- _Exercise objective_: Read the listing below and copy out every line that holds "Arab".

- _Stored records_:
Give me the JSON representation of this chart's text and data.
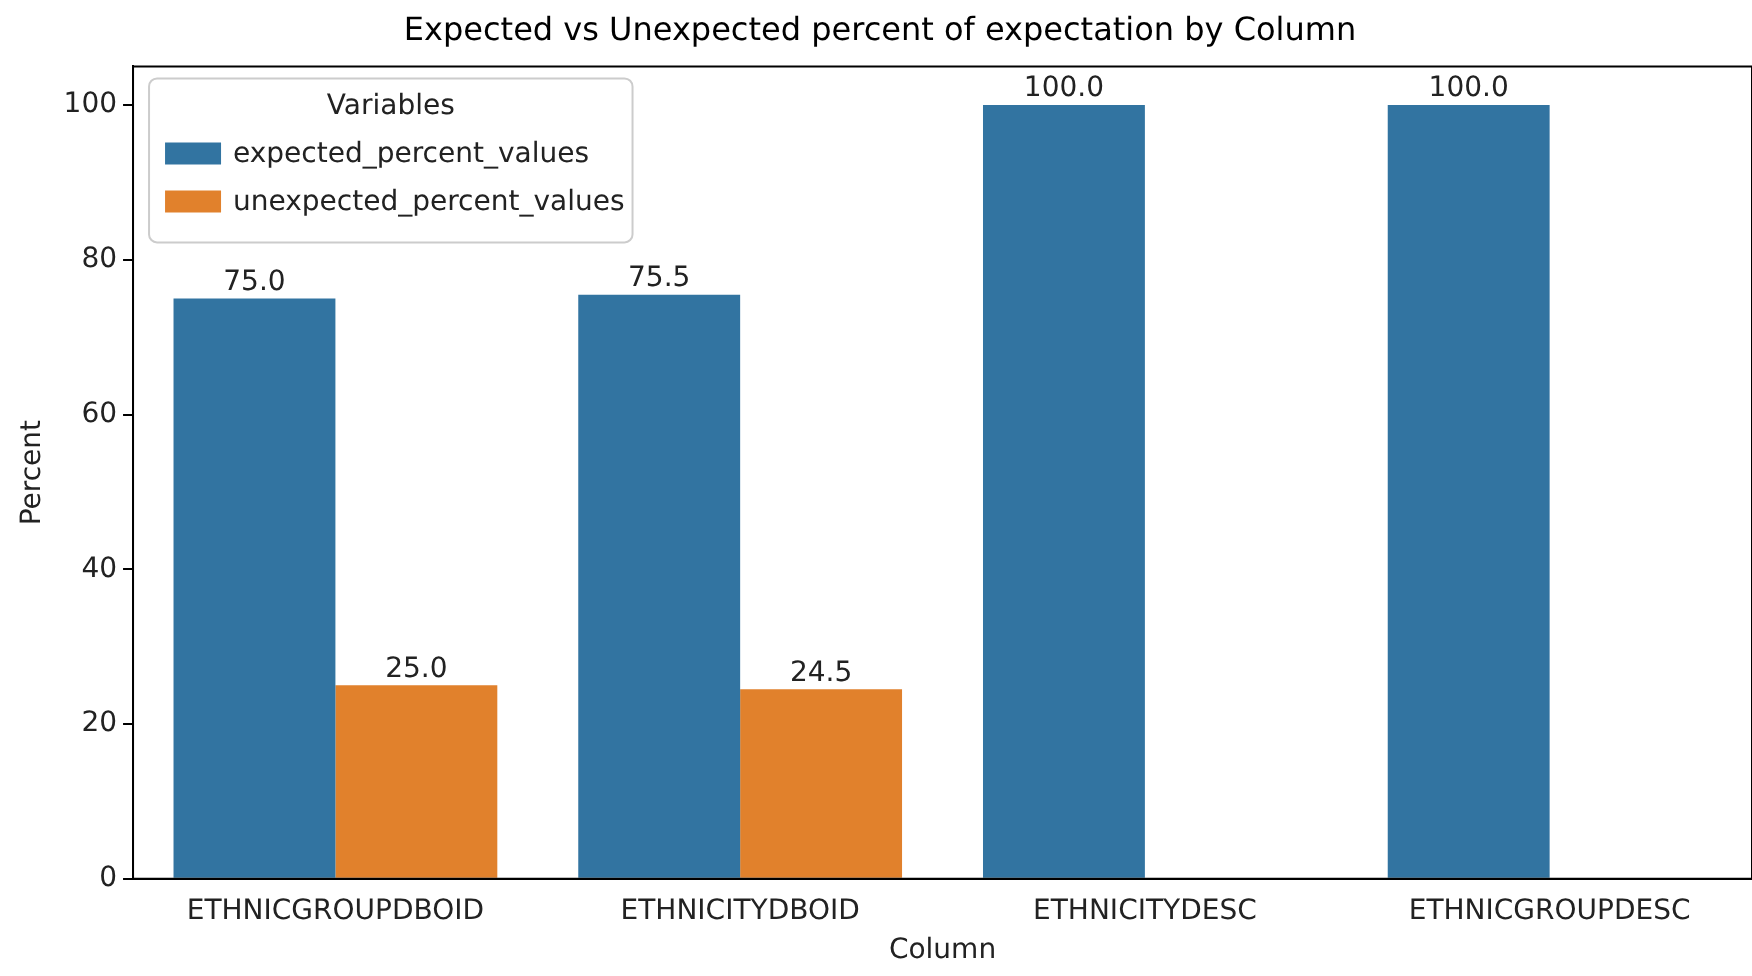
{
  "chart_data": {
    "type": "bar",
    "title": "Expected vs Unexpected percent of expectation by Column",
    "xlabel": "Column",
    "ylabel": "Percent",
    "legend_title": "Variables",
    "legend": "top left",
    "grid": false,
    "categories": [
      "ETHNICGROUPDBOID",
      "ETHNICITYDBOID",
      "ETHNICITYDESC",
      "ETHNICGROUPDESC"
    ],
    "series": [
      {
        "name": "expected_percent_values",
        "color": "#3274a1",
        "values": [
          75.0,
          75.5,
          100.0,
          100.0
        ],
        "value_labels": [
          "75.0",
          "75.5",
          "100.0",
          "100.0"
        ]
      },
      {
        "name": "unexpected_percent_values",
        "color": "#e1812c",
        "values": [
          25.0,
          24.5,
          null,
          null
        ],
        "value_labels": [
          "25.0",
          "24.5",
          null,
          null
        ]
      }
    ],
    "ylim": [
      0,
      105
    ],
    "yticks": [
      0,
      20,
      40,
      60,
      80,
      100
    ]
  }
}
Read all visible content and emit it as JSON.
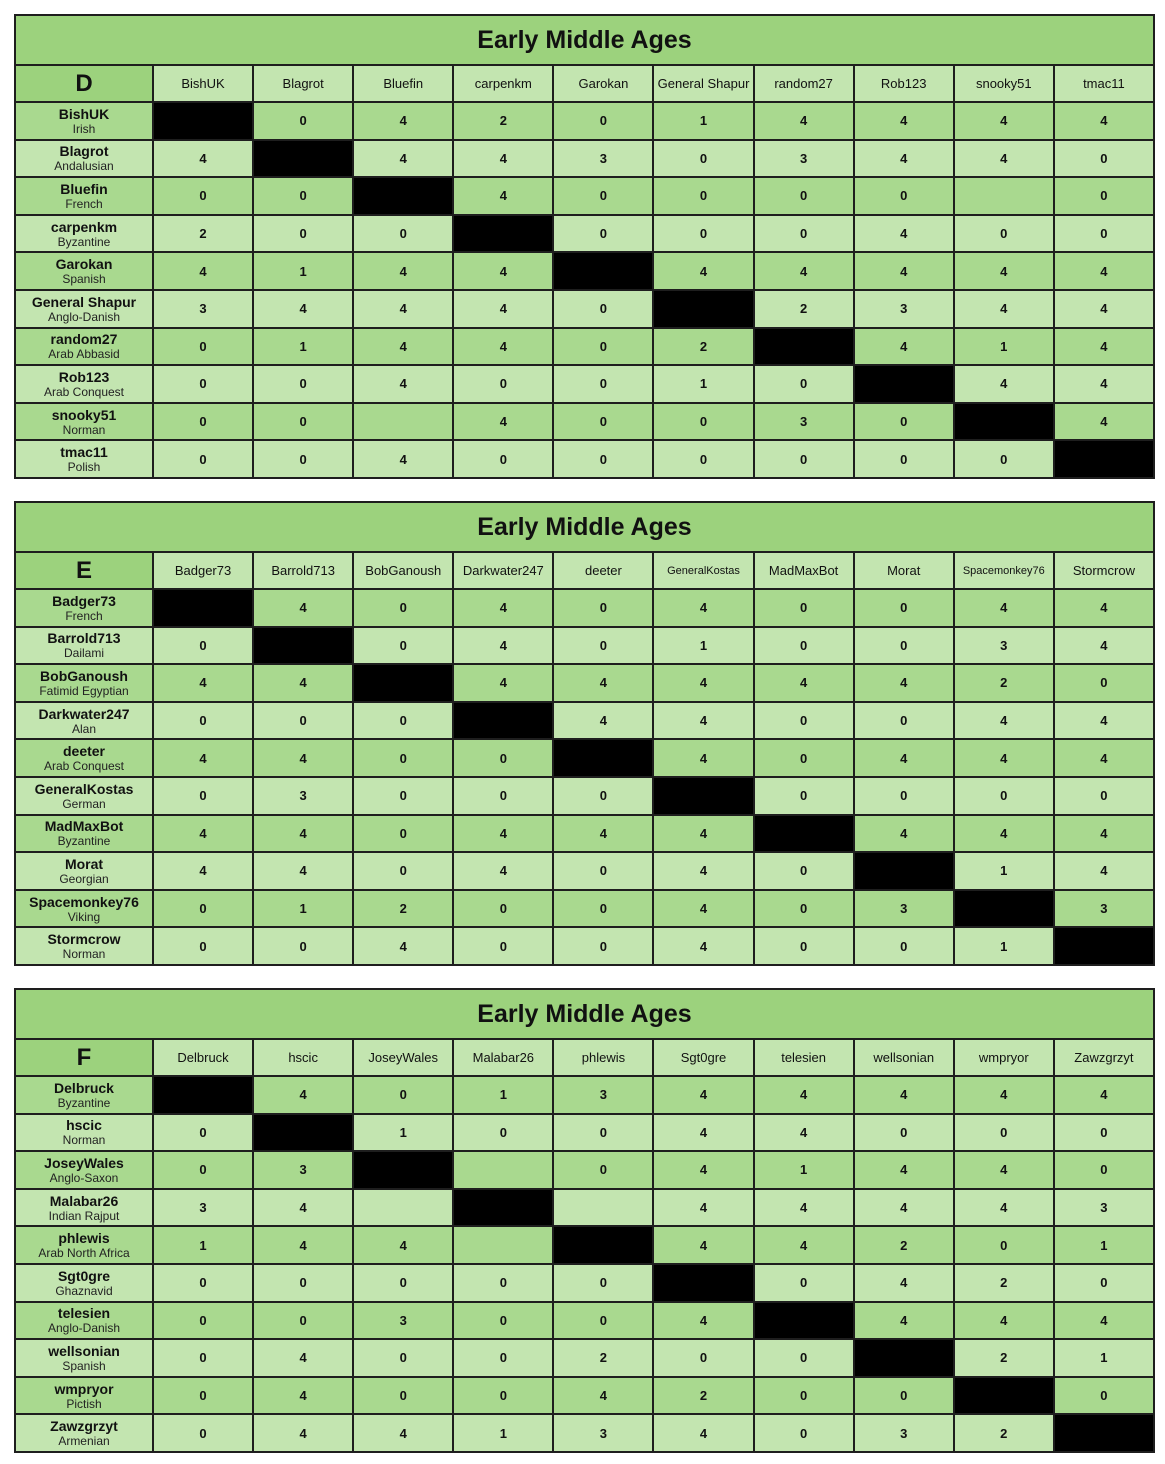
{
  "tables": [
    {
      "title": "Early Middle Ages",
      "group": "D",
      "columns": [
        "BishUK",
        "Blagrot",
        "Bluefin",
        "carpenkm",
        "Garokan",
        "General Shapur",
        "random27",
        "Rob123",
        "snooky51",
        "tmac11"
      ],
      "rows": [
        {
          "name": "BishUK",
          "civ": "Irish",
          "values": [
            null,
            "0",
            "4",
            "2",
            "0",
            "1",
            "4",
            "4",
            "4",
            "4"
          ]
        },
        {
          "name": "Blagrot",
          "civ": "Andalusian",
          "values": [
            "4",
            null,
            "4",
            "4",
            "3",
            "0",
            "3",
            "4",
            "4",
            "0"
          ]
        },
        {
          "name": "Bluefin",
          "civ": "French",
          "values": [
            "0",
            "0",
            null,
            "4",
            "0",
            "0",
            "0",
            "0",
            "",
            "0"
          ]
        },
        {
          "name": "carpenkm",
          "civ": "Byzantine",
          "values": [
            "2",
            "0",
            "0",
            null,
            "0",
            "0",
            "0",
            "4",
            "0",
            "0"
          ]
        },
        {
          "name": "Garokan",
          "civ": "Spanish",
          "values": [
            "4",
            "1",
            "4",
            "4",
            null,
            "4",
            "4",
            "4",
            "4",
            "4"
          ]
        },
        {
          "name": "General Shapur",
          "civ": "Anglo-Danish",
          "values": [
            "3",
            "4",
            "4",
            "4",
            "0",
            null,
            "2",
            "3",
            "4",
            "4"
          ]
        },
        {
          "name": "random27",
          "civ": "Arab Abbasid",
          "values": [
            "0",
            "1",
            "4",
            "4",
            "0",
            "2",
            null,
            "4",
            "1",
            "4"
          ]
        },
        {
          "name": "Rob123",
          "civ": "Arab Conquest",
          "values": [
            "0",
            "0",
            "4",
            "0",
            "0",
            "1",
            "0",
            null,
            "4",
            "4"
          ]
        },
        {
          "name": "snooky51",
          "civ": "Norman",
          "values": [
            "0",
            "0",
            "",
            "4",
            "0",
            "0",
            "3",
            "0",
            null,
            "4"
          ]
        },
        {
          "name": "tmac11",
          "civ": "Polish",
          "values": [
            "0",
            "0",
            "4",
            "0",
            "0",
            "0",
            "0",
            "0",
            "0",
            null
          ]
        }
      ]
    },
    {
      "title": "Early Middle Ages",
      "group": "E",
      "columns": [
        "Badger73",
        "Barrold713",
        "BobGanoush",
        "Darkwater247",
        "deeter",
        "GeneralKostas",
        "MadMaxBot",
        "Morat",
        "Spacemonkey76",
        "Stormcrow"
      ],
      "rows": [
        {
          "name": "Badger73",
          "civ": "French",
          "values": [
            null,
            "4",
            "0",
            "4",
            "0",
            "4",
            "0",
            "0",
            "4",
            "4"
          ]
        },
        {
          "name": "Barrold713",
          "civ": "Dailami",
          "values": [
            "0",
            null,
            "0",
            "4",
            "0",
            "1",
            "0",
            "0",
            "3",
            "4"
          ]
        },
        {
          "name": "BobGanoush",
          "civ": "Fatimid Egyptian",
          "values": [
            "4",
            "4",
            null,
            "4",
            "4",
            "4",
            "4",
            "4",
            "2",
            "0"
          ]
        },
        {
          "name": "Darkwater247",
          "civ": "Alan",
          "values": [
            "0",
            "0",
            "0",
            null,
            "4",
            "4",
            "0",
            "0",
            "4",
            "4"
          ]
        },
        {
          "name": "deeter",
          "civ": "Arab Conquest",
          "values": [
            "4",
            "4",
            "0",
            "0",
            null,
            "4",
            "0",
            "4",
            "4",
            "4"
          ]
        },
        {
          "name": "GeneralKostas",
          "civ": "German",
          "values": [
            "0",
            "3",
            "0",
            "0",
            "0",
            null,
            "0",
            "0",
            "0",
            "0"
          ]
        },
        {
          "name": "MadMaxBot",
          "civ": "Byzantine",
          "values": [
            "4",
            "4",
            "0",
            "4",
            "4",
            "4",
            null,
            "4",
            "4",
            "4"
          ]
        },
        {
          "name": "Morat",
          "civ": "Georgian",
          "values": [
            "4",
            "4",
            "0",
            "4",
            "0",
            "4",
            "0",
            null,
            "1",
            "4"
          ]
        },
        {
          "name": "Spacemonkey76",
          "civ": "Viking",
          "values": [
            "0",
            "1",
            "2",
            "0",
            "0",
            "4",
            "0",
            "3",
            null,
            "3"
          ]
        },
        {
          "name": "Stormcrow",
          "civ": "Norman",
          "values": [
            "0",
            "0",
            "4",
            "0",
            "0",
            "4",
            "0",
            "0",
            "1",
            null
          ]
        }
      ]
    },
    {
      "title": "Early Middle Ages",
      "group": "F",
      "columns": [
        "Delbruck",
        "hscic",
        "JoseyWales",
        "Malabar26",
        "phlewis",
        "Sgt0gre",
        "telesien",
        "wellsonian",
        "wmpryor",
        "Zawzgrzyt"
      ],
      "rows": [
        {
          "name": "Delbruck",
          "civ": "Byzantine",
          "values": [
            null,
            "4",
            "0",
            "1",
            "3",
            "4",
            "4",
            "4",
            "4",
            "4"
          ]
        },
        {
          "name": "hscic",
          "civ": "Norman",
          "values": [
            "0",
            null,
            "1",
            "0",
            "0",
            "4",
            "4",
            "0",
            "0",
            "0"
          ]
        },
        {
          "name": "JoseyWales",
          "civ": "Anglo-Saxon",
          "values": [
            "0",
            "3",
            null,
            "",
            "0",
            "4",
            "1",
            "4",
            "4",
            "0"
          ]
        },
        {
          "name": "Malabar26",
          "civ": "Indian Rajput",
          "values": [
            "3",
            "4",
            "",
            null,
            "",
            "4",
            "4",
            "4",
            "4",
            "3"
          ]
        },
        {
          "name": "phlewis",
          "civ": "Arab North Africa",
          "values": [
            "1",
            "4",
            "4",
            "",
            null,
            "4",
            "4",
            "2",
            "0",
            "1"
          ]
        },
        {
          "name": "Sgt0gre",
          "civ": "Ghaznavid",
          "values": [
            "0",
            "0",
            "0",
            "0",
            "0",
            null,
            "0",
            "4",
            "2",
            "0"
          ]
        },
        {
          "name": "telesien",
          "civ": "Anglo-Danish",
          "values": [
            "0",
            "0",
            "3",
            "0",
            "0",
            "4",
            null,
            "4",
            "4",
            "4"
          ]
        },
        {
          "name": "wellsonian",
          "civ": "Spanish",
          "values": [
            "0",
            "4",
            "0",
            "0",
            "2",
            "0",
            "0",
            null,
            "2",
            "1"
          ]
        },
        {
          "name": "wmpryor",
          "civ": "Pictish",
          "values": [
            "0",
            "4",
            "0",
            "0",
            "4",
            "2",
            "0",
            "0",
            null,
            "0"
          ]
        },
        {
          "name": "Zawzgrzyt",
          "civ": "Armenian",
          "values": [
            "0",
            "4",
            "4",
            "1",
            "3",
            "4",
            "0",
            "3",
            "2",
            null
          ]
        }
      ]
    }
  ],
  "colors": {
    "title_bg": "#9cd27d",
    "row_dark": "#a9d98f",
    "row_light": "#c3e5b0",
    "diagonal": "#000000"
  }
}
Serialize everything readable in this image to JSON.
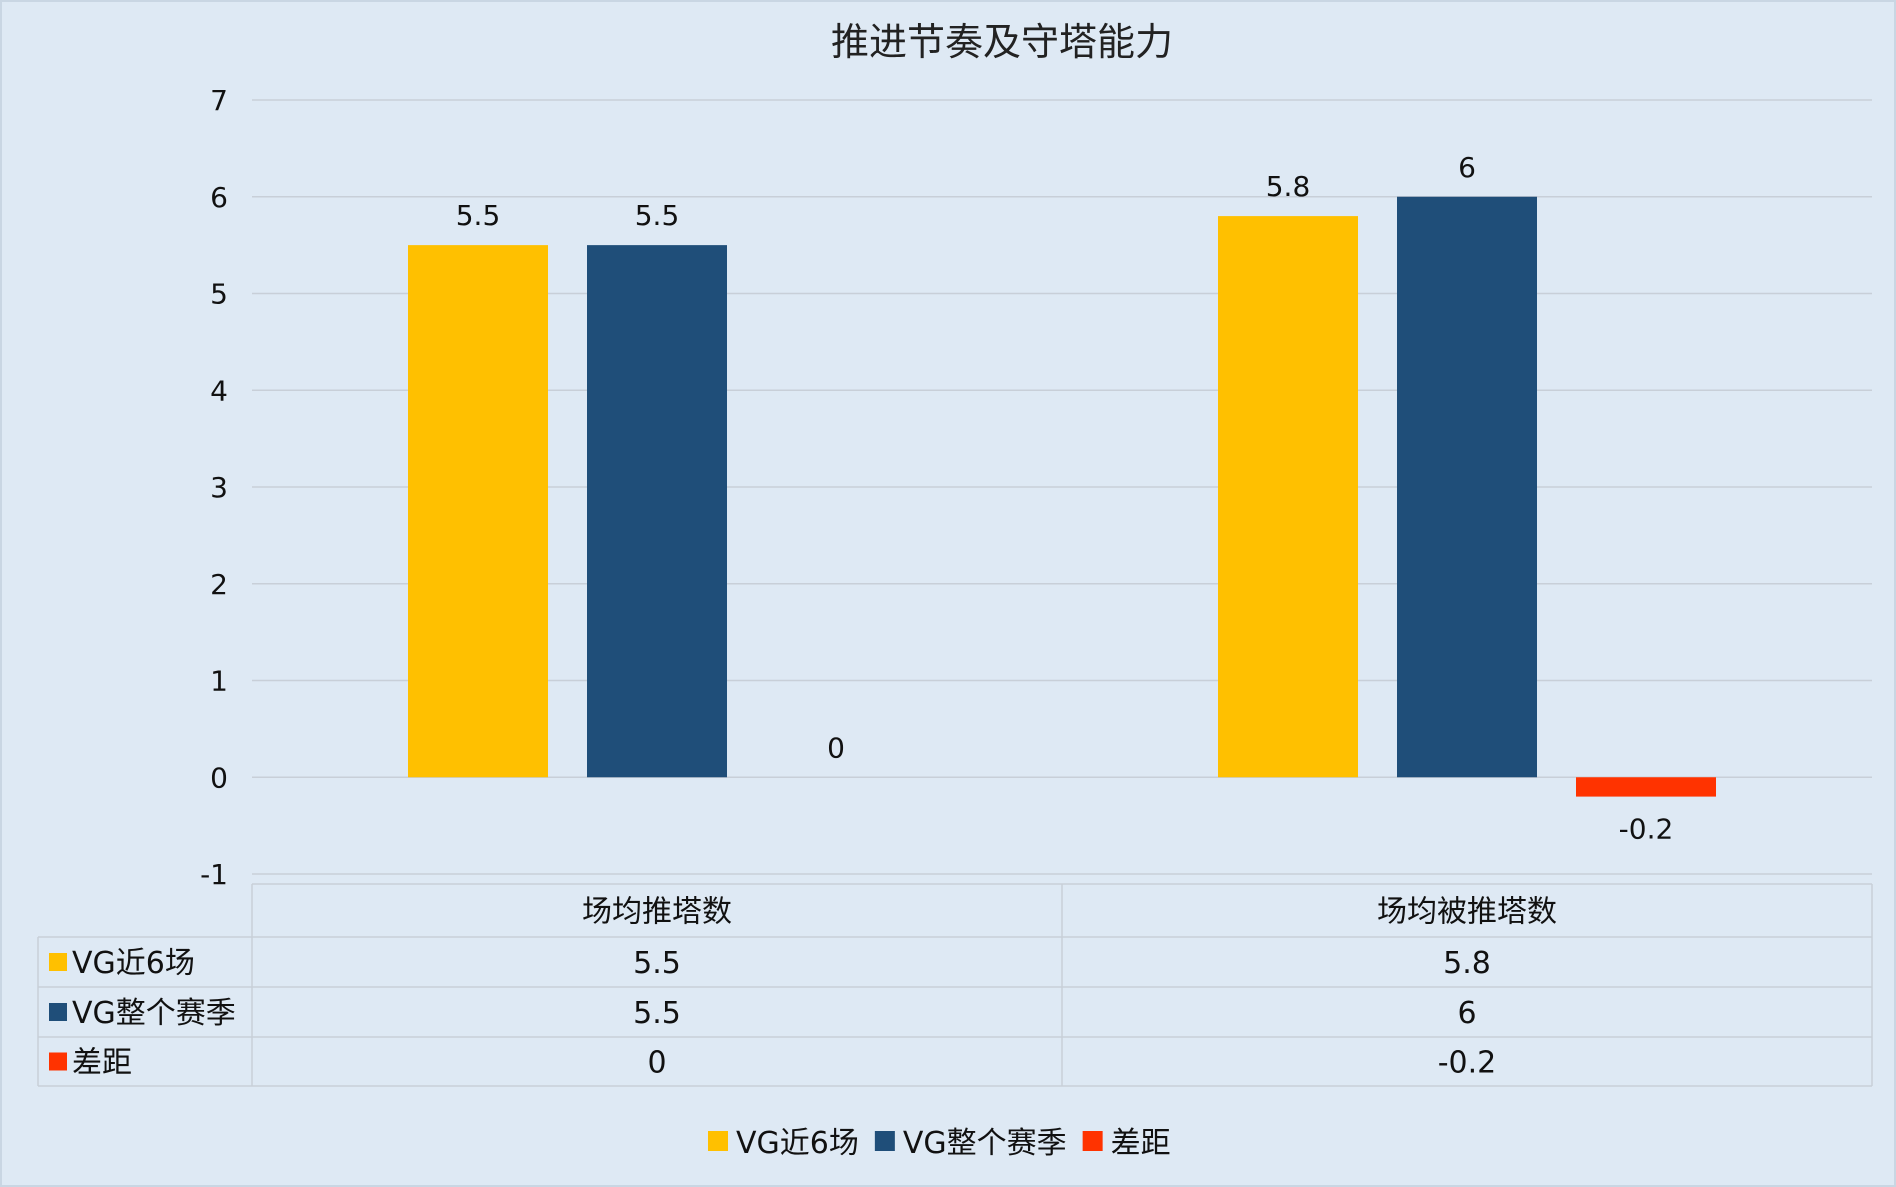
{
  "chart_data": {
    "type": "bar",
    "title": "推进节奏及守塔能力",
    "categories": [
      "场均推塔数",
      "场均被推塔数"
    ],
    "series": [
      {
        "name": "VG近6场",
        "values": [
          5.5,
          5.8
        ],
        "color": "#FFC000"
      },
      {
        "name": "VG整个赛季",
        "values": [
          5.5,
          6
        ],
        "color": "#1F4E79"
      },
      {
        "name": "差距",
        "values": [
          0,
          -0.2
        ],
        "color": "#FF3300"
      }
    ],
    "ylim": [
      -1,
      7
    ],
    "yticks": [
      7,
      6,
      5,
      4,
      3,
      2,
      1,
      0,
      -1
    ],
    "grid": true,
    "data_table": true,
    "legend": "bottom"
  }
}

- _Written solution_:
          "civ": "Arab Abbasid",
          "civ": "Arab Conquest",
          "civ": "Arab Conquest",
          "civ": "Arab North Africa",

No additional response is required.